[Data excerpts]
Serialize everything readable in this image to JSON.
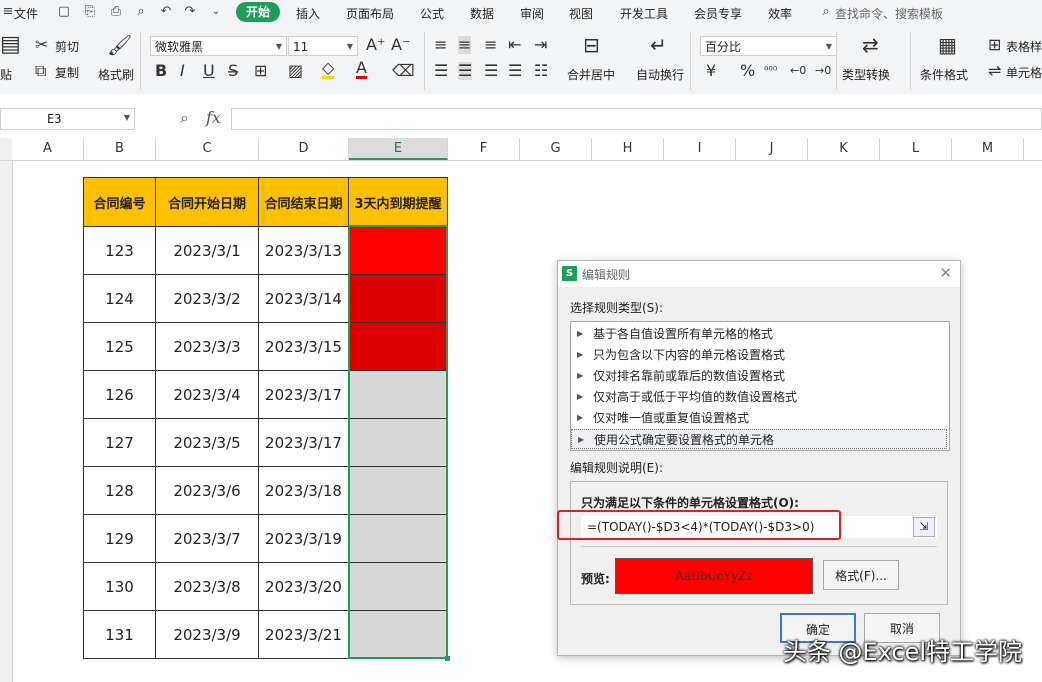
{
  "menu": {
    "file": "文件",
    "tabs": [
      "开始",
      "插入",
      "页面布局",
      "公式",
      "数据",
      "审阅",
      "视图",
      "开发工具",
      "会员专享",
      "效率"
    ],
    "search": "查找命令、搜索模板"
  },
  "ribbon": {
    "paste": "贴",
    "cut": "剪切",
    "copy": "复制",
    "format_painter": "格式刷",
    "font_name": "微软雅黑",
    "font_size": "11",
    "merge_center": "合并居中",
    "wrap_text": "自动换行",
    "number_format": "百分比",
    "type_convert": "类型转换",
    "cond_format": "条件格式",
    "table_style": "表格样",
    "cell_style": "单元格"
  },
  "formula_bar": {
    "name_box": "E3",
    "fx": "fx",
    "formula": ""
  },
  "columns": [
    "A",
    "B",
    "C",
    "D",
    "E",
    "F",
    "G",
    "H",
    "I",
    "J",
    "K",
    "L",
    "M"
  ],
  "table": {
    "headers": [
      "合同编号",
      "合同开始日期",
      "合同结束日期",
      "3天内到期提醒"
    ],
    "rows": [
      {
        "id": "123",
        "start": "2023/3/1",
        "end": "2023/3/13",
        "fill": "#ff0000"
      },
      {
        "id": "124",
        "start": "2023/3/2",
        "end": "2023/3/14",
        "fill": "#dc0000"
      },
      {
        "id": "125",
        "start": "2023/3/3",
        "end": "2023/3/15",
        "fill": "#dc0000"
      },
      {
        "id": "126",
        "start": "2023/3/4",
        "end": "2023/3/17",
        "fill": "#d8d8d8"
      },
      {
        "id": "127",
        "start": "2023/3/5",
        "end": "2023/3/17",
        "fill": "#d8d8d8"
      },
      {
        "id": "128",
        "start": "2023/3/6",
        "end": "2023/3/18",
        "fill": "#d8d8d8"
      },
      {
        "id": "129",
        "start": "2023/3/7",
        "end": "2023/3/19",
        "fill": "#d8d8d8"
      },
      {
        "id": "130",
        "start": "2023/3/8",
        "end": "2023/3/20",
        "fill": "#d8d8d8"
      },
      {
        "id": "131",
        "start": "2023/3/9",
        "end": "2023/3/21",
        "fill": "#d8d8d8"
      }
    ]
  },
  "dialog": {
    "title": "编辑规则",
    "select_type_label": "选择规则类型(S):",
    "rule_types": [
      "基于各自值设置所有单元格的格式",
      "只为包含以下内容的单元格设置格式",
      "仅对排名靠前或靠后的数值设置格式",
      "仅对高于或低于平均值的数值设置格式",
      "仅对唯一值或重复值设置格式",
      "使用公式确定要设置格式的单元格"
    ],
    "edit_desc_label": "编辑规则说明(E):",
    "condition_label": "只为满足以下条件的单元格设置格式(O):",
    "formula": "=(TODAY()-$D3<4)*(TODAY()-$D3>0)",
    "preview_label": "预览:",
    "preview_text": "AaBbCcYyZz",
    "preview_fill": "#ff0000",
    "format_button": "格式(F)...",
    "ok": "确定",
    "cancel": "取消"
  },
  "watermark": "头条 @Excel特工学院",
  "colors": {
    "accent": "#1f9e5a",
    "header_fill": "#ffc000",
    "highlight_box": "#e02020"
  }
}
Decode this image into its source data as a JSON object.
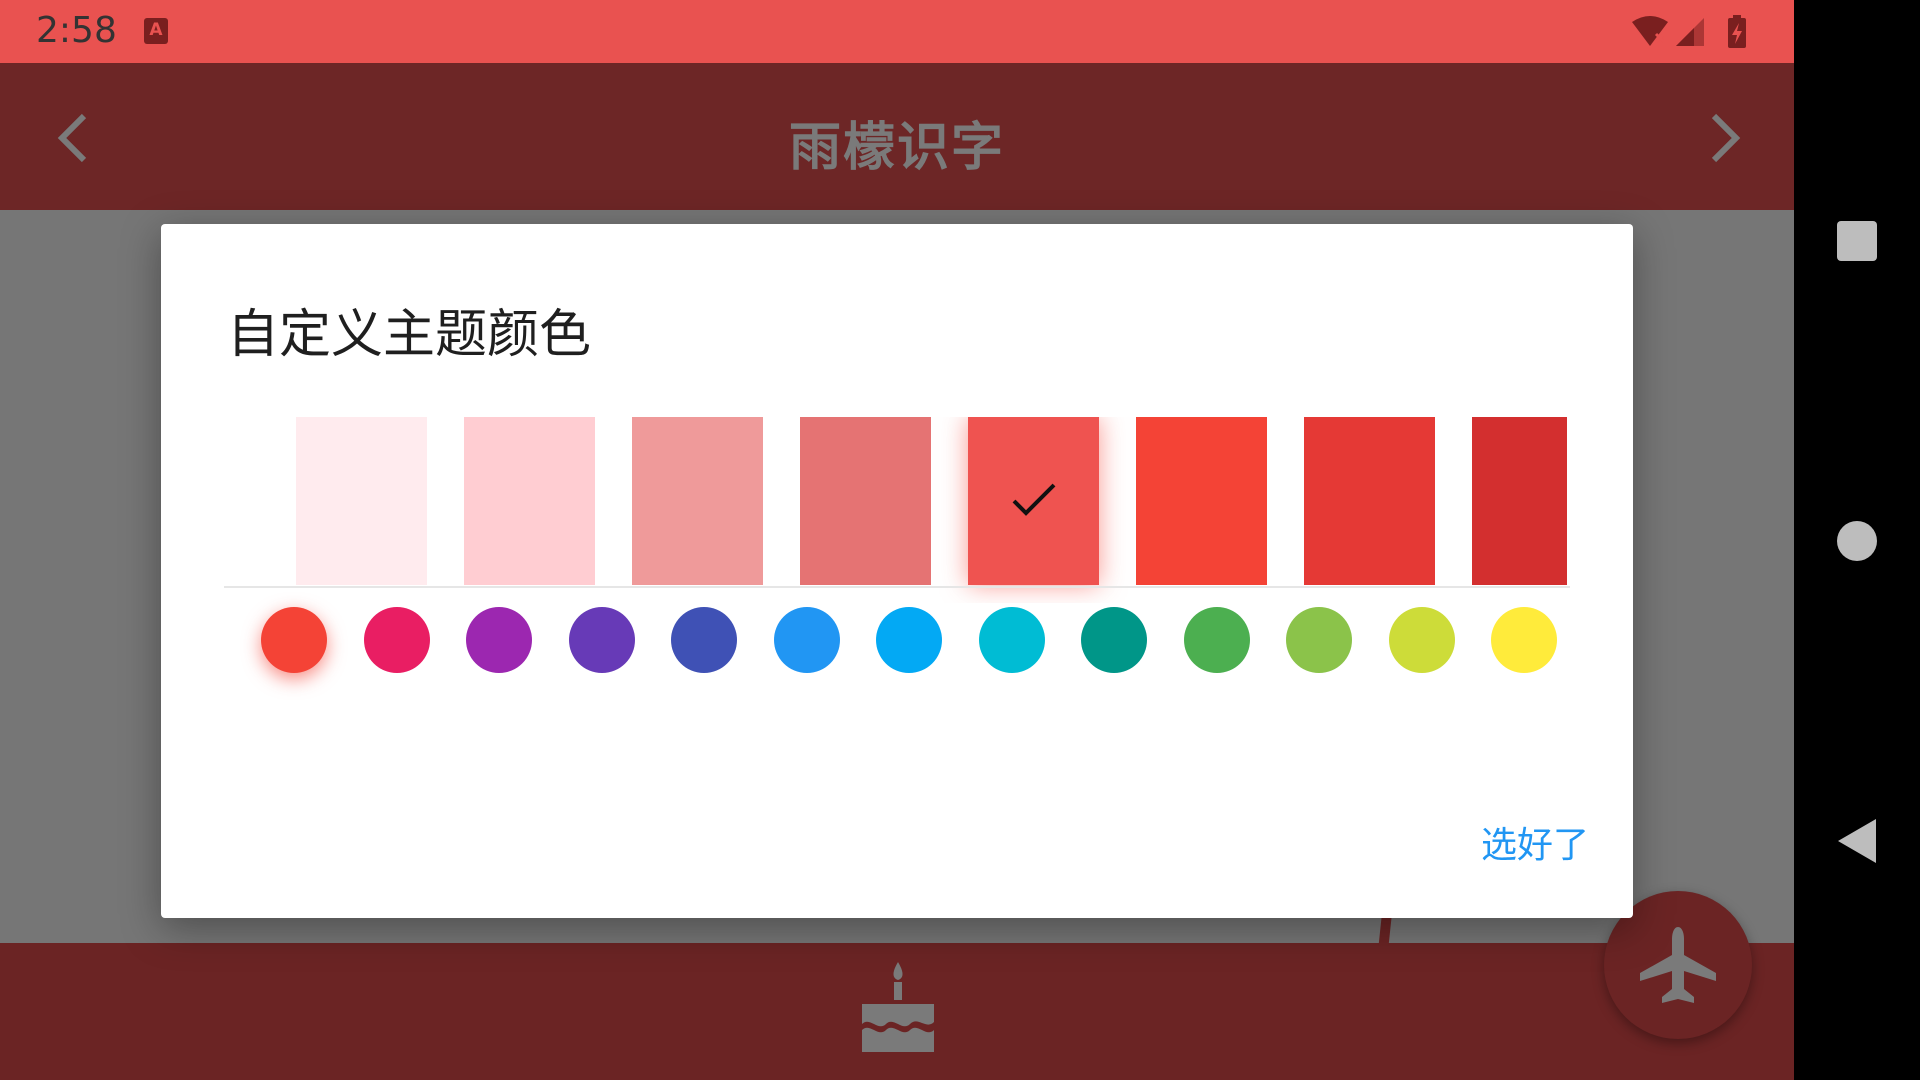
{
  "status_bar": {
    "time": "2:58",
    "notification_icon": "A",
    "icons": [
      "wifi-icon",
      "signal-icon",
      "battery-charging-icon"
    ]
  },
  "app_bar": {
    "title": "雨檬识字",
    "back_icon": "chevron-left-icon",
    "forward_icon": "chevron-right-icon"
  },
  "dialog": {
    "title": "自定义主题颜色",
    "shades": [
      {
        "color": "#ffebee",
        "selected": false
      },
      {
        "color": "#ffcdd2",
        "selected": false
      },
      {
        "color": "#ef9a9a",
        "selected": false
      },
      {
        "color": "#e57373",
        "selected": false
      },
      {
        "color": "#ef5350",
        "selected": true
      },
      {
        "color": "#f44336",
        "selected": false
      },
      {
        "color": "#e53935",
        "selected": false
      },
      {
        "color": "#d32f2f",
        "selected": false
      }
    ],
    "primary_colors": [
      {
        "color": "#f44336",
        "selected": true
      },
      {
        "color": "#e91e63",
        "selected": false
      },
      {
        "color": "#9c27b0",
        "selected": false
      },
      {
        "color": "#673ab7",
        "selected": false
      },
      {
        "color": "#3f51b5",
        "selected": false
      },
      {
        "color": "#2196f3",
        "selected": false
      },
      {
        "color": "#03a9f4",
        "selected": false
      },
      {
        "color": "#00bcd4",
        "selected": false
      },
      {
        "color": "#009688",
        "selected": false
      },
      {
        "color": "#4caf50",
        "selected": false
      },
      {
        "color": "#8bc34a",
        "selected": false
      },
      {
        "color": "#cddc39",
        "selected": false
      },
      {
        "color": "#ffeb3b",
        "selected": false
      }
    ],
    "done_label": "选好了"
  },
  "bottom_bar": {
    "center_icon": "cake-icon",
    "fab_icon": "airplane-icon"
  },
  "system_nav": {
    "icons": [
      "recents-square-icon",
      "home-circle-icon",
      "back-triangle-icon"
    ]
  }
}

■ SET EXERCISE: Copy each line above precisely, dropping the pictures.

■ IN RESPONSE:
Serialize everything readable in this image to JSON.
{
  "menu": {
    "file": "文件",
    "tabs": [
      "开始",
      "插入",
      "页面布局",
      "公式",
      "数据",
      "审阅",
      "视图",
      "开发工具",
      "会员专享",
      "效率"
    ],
    "search": "查找命令、搜索模板"
  },
  "ribbon": {
    "paste": "贴",
    "cut": "剪切",
    "copy": "复制",
    "format_painter": "格式刷",
    "font_name": "微软雅黑",
    "font_size": "11",
    "merge_center": "合并居中",
    "wrap_text": "自动换行",
    "number_format": "百分比",
    "type_convert": "类型转换",
    "cond_format": "条件格式",
    "table_style": "表格样",
    "cell_style": "单元格"
  },
  "formula_bar": {
    "name_box": "E3",
    "fx": "fx",
    "formula": ""
  },
  "columns": [
    "A",
    "B",
    "C",
    "D",
    "E",
    "F",
    "G",
    "H",
    "I",
    "J",
    "K",
    "L",
    "M"
  ],
  "table": {
    "headers": [
      "合同编号",
      "合同开始日期",
      "合同结束日期",
      "3天内到期提醒"
    ],
    "rows": [
      {
        "id": "123",
        "start": "2023/3/1",
        "end": "2023/3/13",
        "fill": "#ff0000"
      },
      {
        "id": "124",
        "start": "2023/3/2",
        "end": "2023/3/14",
        "fill": "#dc0000"
      },
      {
        "id": "125",
        "start": "2023/3/3",
        "end": "2023/3/15",
        "fill": "#dc0000"
      },
      {
        "id": "126",
        "start": "2023/3/4",
        "end": "2023/3/17",
        "fill": "#d8d8d8"
      },
      {
        "id": "127",
        "start": "2023/3/5",
        "end": "2023/3/17",
        "fill": "#d8d8d8"
      },
      {
        "id": "128",
        "start": "2023/3/6",
        "end": "2023/3/18",
        "fill": "#d8d8d8"
      },
      {
        "id": "129",
        "start": "2023/3/7",
        "end": "2023/3/19",
        "fill": "#d8d8d8"
      },
      {
        "id": "130",
        "start": "2023/3/8",
        "end": "2023/3/20",
        "fill": "#d8d8d8"
      },
      {
        "id": "131",
        "start": "2023/3/9",
        "end": "2023/3/21",
        "fill": "#d8d8d8"
      }
    ]
  },
  "dialog": {
    "title": "编辑规则",
    "select_type_label": "选择规则类型(S):",
    "rule_types": [
      "基于各自值设置所有单元格的格式",
      "只为包含以下内容的单元格设置格式",
      "仅对排名靠前或靠后的数值设置格式",
      "仅对高于或低于平均值的数值设置格式",
      "仅对唯一值或重复值设置格式",
      "使用公式确定要设置格式的单元格"
    ],
    "edit_desc_label": "编辑规则说明(E):",
    "condition_label": "只为满足以下条件的单元格设置格式(O):",
    "formula": "=(TODAY()-$D3<4)*(TODAY()-$D3>0)",
    "preview_label": "预览:",
    "preview_text": "AaBbCcYyZz",
    "preview_fill": "#ff0000",
    "format_button": "格式(F)...",
    "ok": "确定",
    "cancel": "取消"
  },
  "watermark": "头条 @Excel特工学院",
  "colors": {
    "accent": "#1f9e5a",
    "header_fill": "#ffc000",
    "highlight_box": "#e02020"
  }
}
Decode this image into its source data as a JSON object.
{
  "status_bar": {
    "time": "2:58",
    "notification_icon": "A",
    "icons": [
      "wifi-icon",
      "signal-icon",
      "battery-charging-icon"
    ]
  },
  "app_bar": {
    "title": "雨檬识字",
    "back_icon": "chevron-left-icon",
    "forward_icon": "chevron-right-icon"
  },
  "dialog": {
    "title": "自定义主题颜色",
    "shades": [
      {
        "color": "#ffebee",
        "selected": false
      },
      {
        "color": "#ffcdd2",
        "selected": false
      },
      {
        "color": "#ef9a9a",
        "selected": false
      },
      {
        "color": "#e57373",
        "selected": false
      },
      {
        "color": "#ef5350",
        "selected": true
      },
      {
        "color": "#f44336",
        "selected": false
      },
      {
        "color": "#e53935",
        "selected": false
      },
      {
        "color": "#d32f2f",
        "selected": false
      }
    ],
    "primary_colors": [
      {
        "color": "#f44336",
        "selected": true
      },
      {
        "color": "#e91e63",
        "selected": false
      },
      {
        "color": "#9c27b0",
        "selected": false
      },
      {
        "color": "#673ab7",
        "selected": false
      },
      {
        "color": "#3f51b5",
        "selected": false
      },
      {
        "color": "#2196f3",
        "selected": false
      },
      {
        "color": "#03a9f4",
        "selected": false
      },
      {
        "color": "#00bcd4",
        "selected": false
      },
      {
        "color": "#009688",
        "selected": false
      },
      {
        "color": "#4caf50",
        "selected": false
      },
      {
        "color": "#8bc34a",
        "selected": false
      },
      {
        "color": "#cddc39",
        "selected": false
      },
      {
        "color": "#ffeb3b",
        "selected": false
      }
    ],
    "done_label": "选好了"
  },
  "bottom_bar": {
    "center_icon": "cake-icon",
    "fab_icon": "airplane-icon"
  },
  "system_nav": {
    "icons": [
      "recents-square-icon",
      "home-circle-icon",
      "back-triangle-icon"
    ]
  }
}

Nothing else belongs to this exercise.